── DATA EXTRACT

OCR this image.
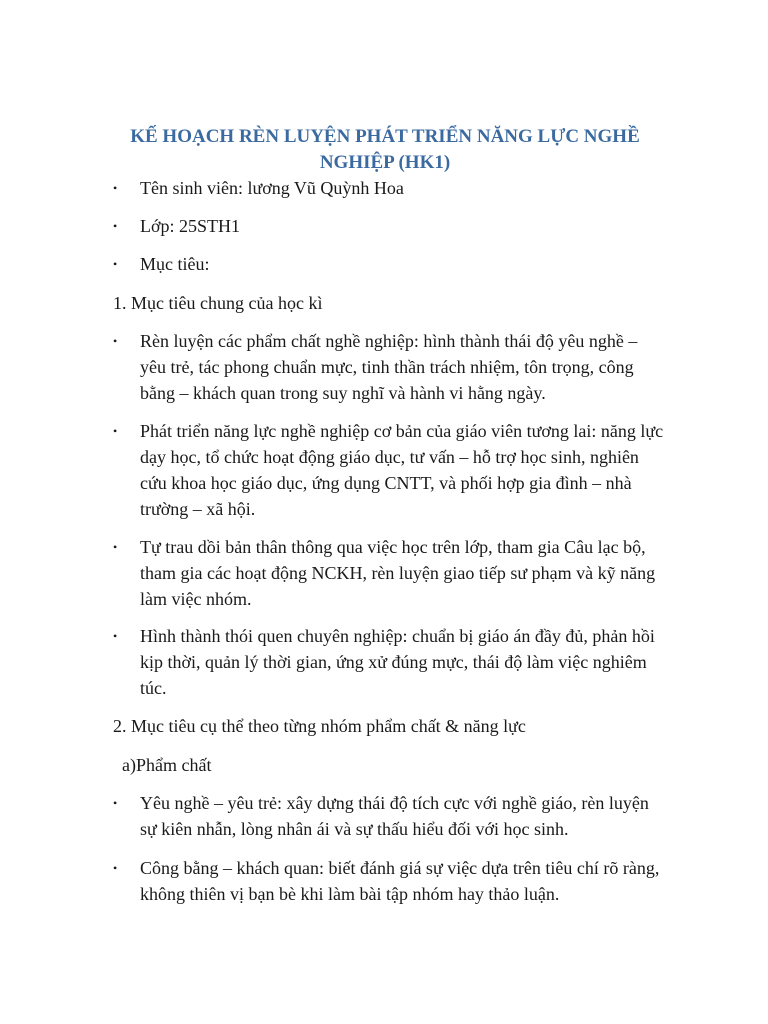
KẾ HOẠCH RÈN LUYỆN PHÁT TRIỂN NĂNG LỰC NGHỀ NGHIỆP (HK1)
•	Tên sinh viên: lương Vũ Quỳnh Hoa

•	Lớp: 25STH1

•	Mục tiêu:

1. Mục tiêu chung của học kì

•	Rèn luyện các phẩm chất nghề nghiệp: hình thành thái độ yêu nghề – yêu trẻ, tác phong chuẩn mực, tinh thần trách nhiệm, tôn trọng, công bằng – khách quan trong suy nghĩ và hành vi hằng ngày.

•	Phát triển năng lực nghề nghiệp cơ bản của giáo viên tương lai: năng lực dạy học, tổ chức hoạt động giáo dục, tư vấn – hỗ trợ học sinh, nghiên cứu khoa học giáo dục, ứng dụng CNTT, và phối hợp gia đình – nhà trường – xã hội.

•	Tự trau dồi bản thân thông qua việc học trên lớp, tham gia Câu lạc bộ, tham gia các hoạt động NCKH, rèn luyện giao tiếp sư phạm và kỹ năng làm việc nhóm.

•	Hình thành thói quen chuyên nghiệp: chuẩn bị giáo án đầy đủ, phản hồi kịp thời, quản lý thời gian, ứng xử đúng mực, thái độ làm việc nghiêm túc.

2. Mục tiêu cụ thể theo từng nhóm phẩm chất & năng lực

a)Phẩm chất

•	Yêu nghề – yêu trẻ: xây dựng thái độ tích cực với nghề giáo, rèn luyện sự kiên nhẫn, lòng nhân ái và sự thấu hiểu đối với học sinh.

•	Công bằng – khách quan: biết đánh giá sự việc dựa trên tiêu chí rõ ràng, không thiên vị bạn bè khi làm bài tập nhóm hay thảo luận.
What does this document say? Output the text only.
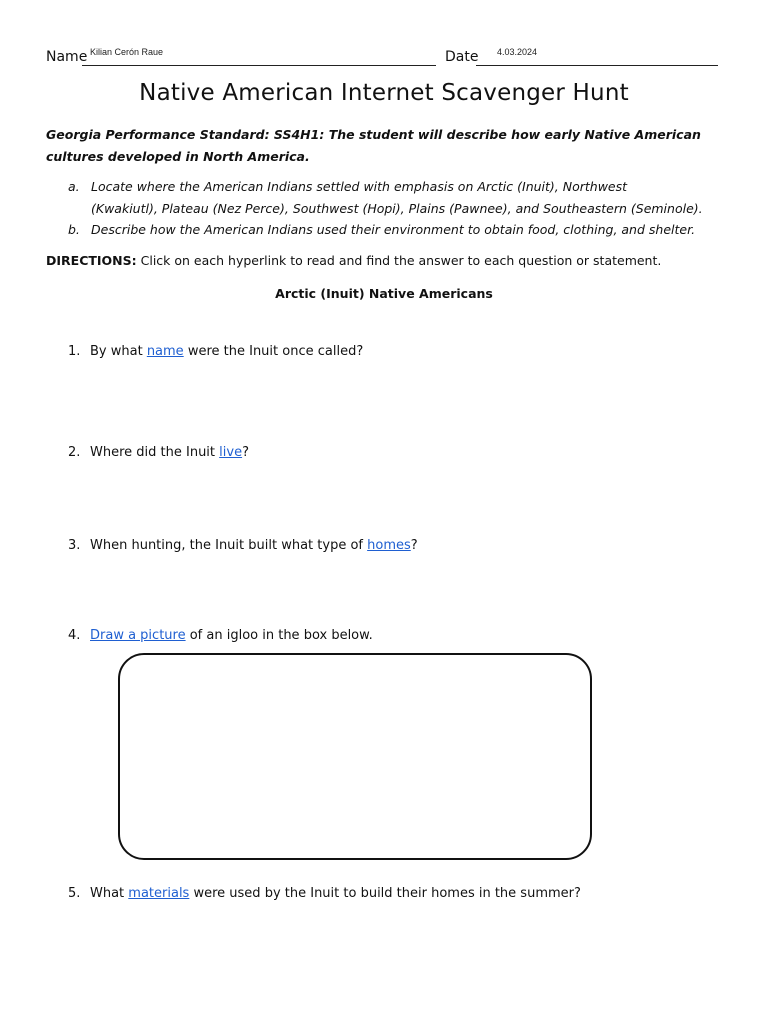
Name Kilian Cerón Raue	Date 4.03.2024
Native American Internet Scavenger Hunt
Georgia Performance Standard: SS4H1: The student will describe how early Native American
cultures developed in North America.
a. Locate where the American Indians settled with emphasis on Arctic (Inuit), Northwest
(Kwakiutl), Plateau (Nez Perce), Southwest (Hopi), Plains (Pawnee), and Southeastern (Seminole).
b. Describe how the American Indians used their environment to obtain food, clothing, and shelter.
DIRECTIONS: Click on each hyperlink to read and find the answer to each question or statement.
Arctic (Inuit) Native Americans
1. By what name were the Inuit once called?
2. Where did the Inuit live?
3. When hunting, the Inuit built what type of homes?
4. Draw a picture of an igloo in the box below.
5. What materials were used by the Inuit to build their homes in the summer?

────
── DATA EXTRACT

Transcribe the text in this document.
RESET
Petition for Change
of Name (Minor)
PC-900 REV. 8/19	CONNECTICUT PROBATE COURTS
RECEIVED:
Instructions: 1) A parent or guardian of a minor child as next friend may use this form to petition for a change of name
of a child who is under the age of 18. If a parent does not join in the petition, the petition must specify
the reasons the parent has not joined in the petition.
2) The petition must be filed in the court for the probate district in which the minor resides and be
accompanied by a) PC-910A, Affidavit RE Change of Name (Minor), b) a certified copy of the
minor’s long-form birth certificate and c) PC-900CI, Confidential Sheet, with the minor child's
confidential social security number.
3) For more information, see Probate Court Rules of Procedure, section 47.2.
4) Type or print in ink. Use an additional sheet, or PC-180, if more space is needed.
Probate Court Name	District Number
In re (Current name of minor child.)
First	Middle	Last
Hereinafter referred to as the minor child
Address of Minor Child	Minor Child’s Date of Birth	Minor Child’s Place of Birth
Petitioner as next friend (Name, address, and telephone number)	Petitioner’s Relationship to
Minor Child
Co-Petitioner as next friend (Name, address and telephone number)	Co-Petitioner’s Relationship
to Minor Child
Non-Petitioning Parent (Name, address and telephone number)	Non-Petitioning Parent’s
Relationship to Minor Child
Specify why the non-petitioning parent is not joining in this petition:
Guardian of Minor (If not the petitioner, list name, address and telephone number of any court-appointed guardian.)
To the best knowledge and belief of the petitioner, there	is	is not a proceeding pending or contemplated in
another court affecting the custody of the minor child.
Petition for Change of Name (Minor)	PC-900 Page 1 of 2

────
── DATA EXTRACT

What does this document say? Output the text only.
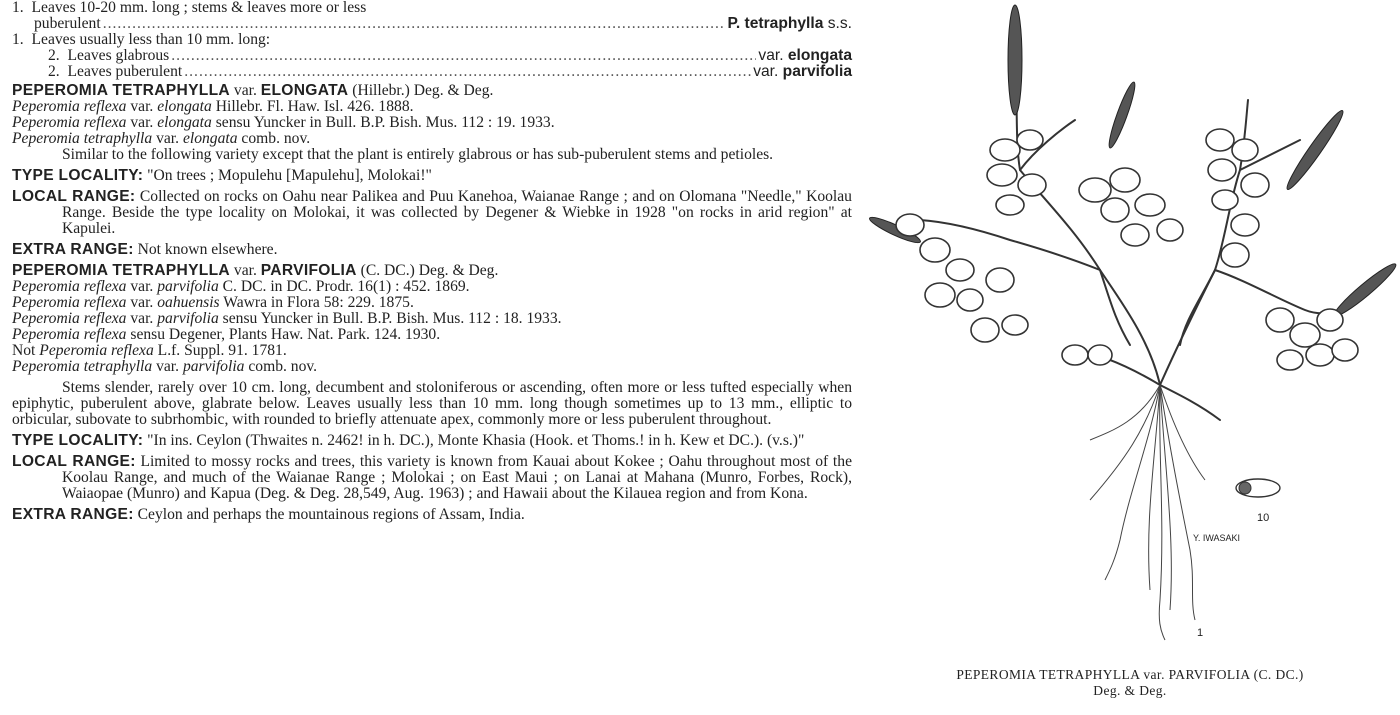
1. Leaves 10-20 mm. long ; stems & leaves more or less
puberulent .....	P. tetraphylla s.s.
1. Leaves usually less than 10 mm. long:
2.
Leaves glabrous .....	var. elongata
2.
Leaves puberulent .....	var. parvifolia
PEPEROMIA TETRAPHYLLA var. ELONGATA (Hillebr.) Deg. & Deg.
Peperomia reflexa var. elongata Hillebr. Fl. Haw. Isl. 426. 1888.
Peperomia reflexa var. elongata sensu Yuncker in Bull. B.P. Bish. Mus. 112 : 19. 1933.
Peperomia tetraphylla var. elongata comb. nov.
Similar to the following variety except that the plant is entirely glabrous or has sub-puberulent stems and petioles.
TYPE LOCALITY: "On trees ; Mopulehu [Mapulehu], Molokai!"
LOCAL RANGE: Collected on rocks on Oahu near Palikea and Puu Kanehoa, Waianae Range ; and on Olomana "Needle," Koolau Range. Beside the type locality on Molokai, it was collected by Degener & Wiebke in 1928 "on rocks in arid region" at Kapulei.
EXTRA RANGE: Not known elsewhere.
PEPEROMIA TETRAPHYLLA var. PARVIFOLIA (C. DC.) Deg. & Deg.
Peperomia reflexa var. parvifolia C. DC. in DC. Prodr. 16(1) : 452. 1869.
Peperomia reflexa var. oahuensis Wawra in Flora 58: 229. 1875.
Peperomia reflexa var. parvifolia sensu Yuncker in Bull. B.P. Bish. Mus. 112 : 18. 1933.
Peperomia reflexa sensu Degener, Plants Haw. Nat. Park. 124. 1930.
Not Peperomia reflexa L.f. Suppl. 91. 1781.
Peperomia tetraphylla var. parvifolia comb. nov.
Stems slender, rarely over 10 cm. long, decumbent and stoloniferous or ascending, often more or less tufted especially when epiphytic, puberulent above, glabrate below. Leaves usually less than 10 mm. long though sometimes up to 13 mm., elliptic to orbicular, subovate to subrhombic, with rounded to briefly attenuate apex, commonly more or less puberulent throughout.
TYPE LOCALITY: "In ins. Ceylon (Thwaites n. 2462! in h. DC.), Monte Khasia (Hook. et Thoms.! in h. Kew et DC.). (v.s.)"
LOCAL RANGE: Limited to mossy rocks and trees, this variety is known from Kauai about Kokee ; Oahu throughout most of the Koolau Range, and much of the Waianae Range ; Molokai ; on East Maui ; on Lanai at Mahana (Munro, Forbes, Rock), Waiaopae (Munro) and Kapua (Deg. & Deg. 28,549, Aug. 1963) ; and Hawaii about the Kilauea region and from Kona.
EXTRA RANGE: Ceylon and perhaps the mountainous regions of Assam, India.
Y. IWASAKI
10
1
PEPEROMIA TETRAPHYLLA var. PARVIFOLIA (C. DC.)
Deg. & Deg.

────

> [TASK STATEMENT] Only lines with the string "known" belong in your answer; copy each one.

> [OUTPUT]
EXTRA RANGE: Not known elsewhere.
LOCAL RANGE: Limited to mossy rocks and trees, this variety is known from Kauai about Kokee ; Oahu throughout most of the Koolau Range, and much of the Waianae Range ; Molokai ; on East Maui ; on Lanai at Mahana (Munro, Forbes, Rock), Waiaopae (Munro) and Kapua (Deg. & Deg. 28,549, Aug. 1963) ; and Hawaii about the Kilauea region and from Kona.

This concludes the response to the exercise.